* Task details: From the records below, pull each line that has "конкурентов".

━━━ Raw data

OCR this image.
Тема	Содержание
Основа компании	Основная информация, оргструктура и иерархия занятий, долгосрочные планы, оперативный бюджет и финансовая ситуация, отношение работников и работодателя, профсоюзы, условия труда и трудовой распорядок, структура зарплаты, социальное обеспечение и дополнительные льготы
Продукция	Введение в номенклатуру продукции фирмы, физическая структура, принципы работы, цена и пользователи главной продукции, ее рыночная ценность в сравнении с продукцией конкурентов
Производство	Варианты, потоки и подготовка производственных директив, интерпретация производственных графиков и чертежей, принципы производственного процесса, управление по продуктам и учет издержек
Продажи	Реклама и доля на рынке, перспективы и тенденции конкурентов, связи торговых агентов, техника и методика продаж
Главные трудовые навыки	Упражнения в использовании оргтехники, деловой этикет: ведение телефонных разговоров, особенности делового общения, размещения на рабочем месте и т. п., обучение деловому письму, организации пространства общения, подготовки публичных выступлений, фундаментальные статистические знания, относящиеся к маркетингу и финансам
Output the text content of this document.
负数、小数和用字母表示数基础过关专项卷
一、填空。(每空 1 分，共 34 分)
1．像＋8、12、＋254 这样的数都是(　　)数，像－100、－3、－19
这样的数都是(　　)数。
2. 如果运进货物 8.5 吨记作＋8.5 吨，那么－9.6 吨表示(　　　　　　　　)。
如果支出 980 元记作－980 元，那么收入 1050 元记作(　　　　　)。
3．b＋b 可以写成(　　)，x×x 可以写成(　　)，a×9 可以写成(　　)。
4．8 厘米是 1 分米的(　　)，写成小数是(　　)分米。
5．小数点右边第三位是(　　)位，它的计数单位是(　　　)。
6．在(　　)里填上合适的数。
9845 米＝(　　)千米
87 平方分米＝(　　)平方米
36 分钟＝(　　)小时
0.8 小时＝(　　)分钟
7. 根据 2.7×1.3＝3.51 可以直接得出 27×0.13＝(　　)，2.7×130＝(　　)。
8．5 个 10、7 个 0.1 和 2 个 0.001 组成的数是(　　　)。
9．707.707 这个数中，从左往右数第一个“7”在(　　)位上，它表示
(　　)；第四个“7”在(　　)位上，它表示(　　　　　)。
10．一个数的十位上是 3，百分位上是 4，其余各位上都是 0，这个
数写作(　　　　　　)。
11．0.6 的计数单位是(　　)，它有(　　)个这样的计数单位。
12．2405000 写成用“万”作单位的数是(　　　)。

━━━━━━

* Task solution:
Продукция	Введение в номенклатуру продукции фирмы, физическая структура, принципы работы, цена и пользователи главной продукции, ее рыночная ценность в сравнении с продукцией конкурентов
Продажи	Реклама и доля на рынке, перспективы и тенденции конкурентов, связи торговых агентов, техника и методика продаж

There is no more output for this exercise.